EXERCISE DETAILS:
Retype all of the data. Every line must match exactly.

** BEGIN RECORD EXCERPTS **

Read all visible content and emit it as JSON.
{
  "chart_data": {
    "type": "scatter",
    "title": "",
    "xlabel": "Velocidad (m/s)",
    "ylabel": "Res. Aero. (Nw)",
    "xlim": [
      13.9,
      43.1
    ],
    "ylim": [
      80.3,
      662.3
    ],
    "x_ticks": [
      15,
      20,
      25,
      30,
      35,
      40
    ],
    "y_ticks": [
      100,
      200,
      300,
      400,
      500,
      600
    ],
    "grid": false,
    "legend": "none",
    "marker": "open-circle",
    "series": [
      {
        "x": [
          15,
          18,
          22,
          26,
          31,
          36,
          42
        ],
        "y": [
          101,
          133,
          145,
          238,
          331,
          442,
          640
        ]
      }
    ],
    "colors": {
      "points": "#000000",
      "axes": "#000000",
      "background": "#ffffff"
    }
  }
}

** END RECORD EXCERPTS **

RESPONSE TO THIS TASK:
Read all visible content and emit it as JSON.
{
  "chart_data": {
    "type": "scatter",
    "title": "",
    "xlabel": "Velocidad (m/s)",
    "ylabel": "Res. Aero. (Nw)",
    "xlim": [
      13.9,
      43.1
    ],
    "ylim": [
      80.3,
      662.3
    ],
    "x_ticks": [
      15,
      20,
      25,
      30,
      35,
      40
    ],
    "y_ticks": [
      100,
      200,
      300,
      400,
      500,
      600
    ],
    "grid": false,
    "legend": "none",
    "marker": "open-circle",
    "series": [
      {
        "x": [
          15,
          18,
          22,
          26,
          31,
          36,
          42
        ],
        "y": [
          101,
          133,
          145,
          238,
          331,
          442,
          640
        ]
      }
    ],
    "colors": {
      "points": "#000000",
      "axes": "#000000",
      "background": "#ffffff"
    }
  }
}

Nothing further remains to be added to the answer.